- Description of the task: Copy the records below exactly, omitting any pictures they contain.

- Rows:
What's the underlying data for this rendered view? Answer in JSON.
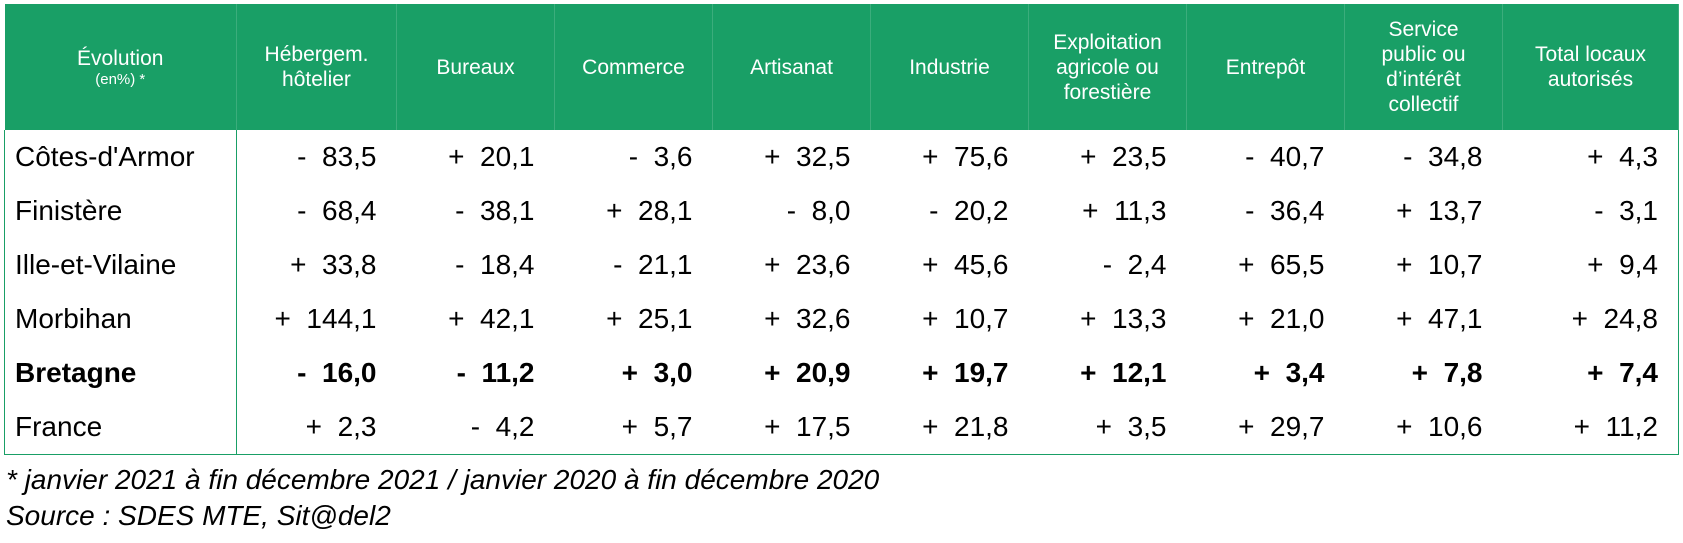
{
  "header": {
    "label_title": "Évolution",
    "label_sub": "(en%) *",
    "columns": [
      [
        "Hébergem.",
        "hôtelier"
      ],
      [
        "Bureaux"
      ],
      [
        "Commerce"
      ],
      [
        "Artisanat"
      ],
      [
        "Industrie"
      ],
      [
        "Exploitation",
        "agricole ou",
        "forestière"
      ],
      [
        "Entrepôt"
      ],
      [
        "Service",
        "public ou",
        "d’intérêt",
        "collectif"
      ],
      [
        "Total locaux",
        "autorisés"
      ]
    ]
  },
  "rows": [
    {
      "label": "Côtes-d'Armor",
      "bold": false,
      "values": [
        "-  83,5",
        "+  20,1",
        "-  3,6",
        "+  32,5",
        "+  75,6",
        "+  23,5",
        "-  40,7",
        "-  34,8",
        "+  4,3"
      ]
    },
    {
      "label": "Finistère",
      "bold": false,
      "values": [
        "-  68,4",
        "-  38,1",
        "+  28,1",
        "-  8,0",
        "-  20,2",
        "+  11,3",
        "-  36,4",
        "+  13,7",
        "-  3,1"
      ]
    },
    {
      "label": "Ille-et-Vilaine",
      "bold": false,
      "values": [
        "+  33,8",
        "-  18,4",
        "-  21,1",
        "+  23,6",
        "+  45,6",
        "-  2,4",
        "+  65,5",
        "+  10,7",
        "+  9,4"
      ]
    },
    {
      "label": "Morbihan",
      "bold": false,
      "values": [
        "+  144,1",
        "+  42,1",
        "+  25,1",
        "+  32,6",
        "+  10,7",
        "+  13,3",
        "+  21,0",
        "+  47,1",
        "+  24,8"
      ]
    },
    {
      "label": "Bretagne",
      "bold": true,
      "values": [
        "-  16,0",
        "-  11,2",
        "+  3,0",
        "+  20,9",
        "+  19,7",
        "+  12,1",
        "+  3,4",
        "+  7,8",
        "+  7,4"
      ]
    },
    {
      "label": "France",
      "bold": false,
      "values": [
        "+  2,3",
        "-  4,2",
        "+  5,7",
        "+  17,5",
        "+  21,8",
        "+  3,5",
        "+  29,7",
        "+  10,6",
        "+  11,2"
      ]
    }
  ],
  "notes": {
    "period": "* janvier 2021 à fin décembre 2021 / janvier 2020 à fin décembre 2020",
    "source": "Source : SDES MTE, Sit@del2"
  },
  "colors": {
    "header_bg": "#199f66",
    "header_text": "#ffffff"
  }
}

- Result below:
What's the underlying data for this rendered view? Answer in JSON.
{
  "header": {
    "label_title": "Évolution",
    "label_sub": "(en%) *",
    "columns": [
      [
        "Hébergem.",
        "hôtelier"
      ],
      [
        "Bureaux"
      ],
      [
        "Commerce"
      ],
      [
        "Artisanat"
      ],
      [
        "Industrie"
      ],
      [
        "Exploitation",
        "agricole ou",
        "forestière"
      ],
      [
        "Entrepôt"
      ],
      [
        "Service",
        "public ou",
        "d’intérêt",
        "collectif"
      ],
      [
        "Total locaux",
        "autorisés"
      ]
    ]
  },
  "rows": [
    {
      "label": "Côtes-d'Armor",
      "bold": false,
      "values": [
        "-  83,5",
        "+  20,1",
        "-  3,6",
        "+  32,5",
        "+  75,6",
        "+  23,5",
        "-  40,7",
        "-  34,8",
        "+  4,3"
      ]
    },
    {
      "label": "Finistère",
      "bold": false,
      "values": [
        "-  68,4",
        "-  38,1",
        "+  28,1",
        "-  8,0",
        "-  20,2",
        "+  11,3",
        "-  36,4",
        "+  13,7",
        "-  3,1"
      ]
    },
    {
      "label": "Ille-et-Vilaine",
      "bold": false,
      "values": [
        "+  33,8",
        "-  18,4",
        "-  21,1",
        "+  23,6",
        "+  45,6",
        "-  2,4",
        "+  65,5",
        "+  10,7",
        "+  9,4"
      ]
    },
    {
      "label": "Morbihan",
      "bold": false,
      "values": [
        "+  144,1",
        "+  42,1",
        "+  25,1",
        "+  32,6",
        "+  10,7",
        "+  13,3",
        "+  21,0",
        "+  47,1",
        "+  24,8"
      ]
    },
    {
      "label": "Bretagne",
      "bold": true,
      "values": [
        "-  16,0",
        "-  11,2",
        "+  3,0",
        "+  20,9",
        "+  19,7",
        "+  12,1",
        "+  3,4",
        "+  7,8",
        "+  7,4"
      ]
    },
    {
      "label": "France",
      "bold": false,
      "values": [
        "+  2,3",
        "-  4,2",
        "+  5,7",
        "+  17,5",
        "+  21,8",
        "+  3,5",
        "+  29,7",
        "+  10,6",
        "+  11,2"
      ]
    }
  ],
  "notes": {
    "period": "* janvier 2021 à fin décembre 2021 / janvier 2020 à fin décembre 2020",
    "source": "Source : SDES MTE, Sit@del2"
  },
  "colors": {
    "header_bg": "#199f66",
    "header_text": "#ffffff"
  }
}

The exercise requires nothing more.